> MATERIAL PROVIDED

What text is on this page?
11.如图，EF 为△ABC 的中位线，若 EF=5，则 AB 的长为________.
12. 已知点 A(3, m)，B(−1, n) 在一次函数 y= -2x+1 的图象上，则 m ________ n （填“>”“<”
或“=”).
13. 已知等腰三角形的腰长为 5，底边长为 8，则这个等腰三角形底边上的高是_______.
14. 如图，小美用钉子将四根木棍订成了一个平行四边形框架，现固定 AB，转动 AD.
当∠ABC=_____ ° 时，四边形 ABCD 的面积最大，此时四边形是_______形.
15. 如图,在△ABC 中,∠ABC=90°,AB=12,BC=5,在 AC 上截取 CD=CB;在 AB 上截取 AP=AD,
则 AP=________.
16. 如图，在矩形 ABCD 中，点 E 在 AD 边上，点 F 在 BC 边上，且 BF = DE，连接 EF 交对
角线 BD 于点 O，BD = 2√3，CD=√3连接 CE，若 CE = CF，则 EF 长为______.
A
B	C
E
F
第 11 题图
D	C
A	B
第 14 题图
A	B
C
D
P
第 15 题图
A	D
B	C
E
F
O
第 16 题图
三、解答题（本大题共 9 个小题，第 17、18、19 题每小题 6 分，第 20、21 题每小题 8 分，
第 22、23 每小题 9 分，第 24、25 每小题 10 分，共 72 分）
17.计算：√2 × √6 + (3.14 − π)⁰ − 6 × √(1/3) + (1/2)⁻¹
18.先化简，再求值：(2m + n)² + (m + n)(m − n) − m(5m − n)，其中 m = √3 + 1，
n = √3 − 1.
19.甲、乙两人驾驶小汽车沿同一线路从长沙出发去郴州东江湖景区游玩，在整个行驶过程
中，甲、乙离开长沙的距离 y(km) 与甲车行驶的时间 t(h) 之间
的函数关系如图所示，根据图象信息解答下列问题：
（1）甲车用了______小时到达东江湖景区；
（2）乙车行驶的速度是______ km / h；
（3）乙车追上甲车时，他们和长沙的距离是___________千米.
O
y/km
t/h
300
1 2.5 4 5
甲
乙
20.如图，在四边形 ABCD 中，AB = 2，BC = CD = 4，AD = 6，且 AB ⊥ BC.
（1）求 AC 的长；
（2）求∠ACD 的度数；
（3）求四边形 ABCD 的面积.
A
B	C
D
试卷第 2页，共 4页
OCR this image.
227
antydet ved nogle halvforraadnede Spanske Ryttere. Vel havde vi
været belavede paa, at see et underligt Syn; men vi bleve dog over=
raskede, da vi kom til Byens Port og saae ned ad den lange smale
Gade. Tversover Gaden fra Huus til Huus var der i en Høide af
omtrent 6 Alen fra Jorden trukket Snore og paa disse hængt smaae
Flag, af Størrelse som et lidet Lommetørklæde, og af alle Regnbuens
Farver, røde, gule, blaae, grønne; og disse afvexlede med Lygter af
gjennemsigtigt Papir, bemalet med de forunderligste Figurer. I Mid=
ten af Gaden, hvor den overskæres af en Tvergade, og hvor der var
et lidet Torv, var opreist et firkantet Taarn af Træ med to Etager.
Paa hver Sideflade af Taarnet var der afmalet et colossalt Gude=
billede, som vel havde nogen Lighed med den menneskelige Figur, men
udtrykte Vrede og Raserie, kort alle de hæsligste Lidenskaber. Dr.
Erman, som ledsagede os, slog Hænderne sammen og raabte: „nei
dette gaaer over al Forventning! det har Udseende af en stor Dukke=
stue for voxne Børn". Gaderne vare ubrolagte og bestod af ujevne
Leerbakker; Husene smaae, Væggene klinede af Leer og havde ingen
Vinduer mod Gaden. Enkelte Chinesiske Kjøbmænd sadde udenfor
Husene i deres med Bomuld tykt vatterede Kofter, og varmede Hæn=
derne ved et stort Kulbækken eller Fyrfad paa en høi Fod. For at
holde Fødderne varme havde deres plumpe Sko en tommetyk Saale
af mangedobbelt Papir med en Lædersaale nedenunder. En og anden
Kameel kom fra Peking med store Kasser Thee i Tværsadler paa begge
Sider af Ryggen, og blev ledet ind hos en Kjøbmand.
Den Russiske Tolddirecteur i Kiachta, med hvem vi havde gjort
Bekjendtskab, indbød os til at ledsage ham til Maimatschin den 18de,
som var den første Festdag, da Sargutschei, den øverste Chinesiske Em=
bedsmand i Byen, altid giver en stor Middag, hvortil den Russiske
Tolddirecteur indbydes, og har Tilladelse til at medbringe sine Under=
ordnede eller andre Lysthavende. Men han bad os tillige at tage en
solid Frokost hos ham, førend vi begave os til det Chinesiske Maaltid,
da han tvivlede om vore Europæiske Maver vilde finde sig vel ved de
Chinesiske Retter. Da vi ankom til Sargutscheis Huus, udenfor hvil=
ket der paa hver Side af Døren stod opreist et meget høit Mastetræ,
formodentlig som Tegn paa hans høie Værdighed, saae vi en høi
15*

> EXERCISE DESCRIPTION
Search the listing for the string "Chinesiske". Copy each line where it turns up.

> RESPONSE FOR THIS EXERCISE
Vinduer mod Gaden. Enkelte Chinesiske Kjøbmænd sadde udenfor
som var den første Festdag, da Sargutschei, den øverste Chinesiske Em=
solid Frokost hos ham, førend vi begave os til det Chinesiske Maaltid,
Chinesiske Retter. Da vi ankom til Sargutscheis Huus, udenfor hvil=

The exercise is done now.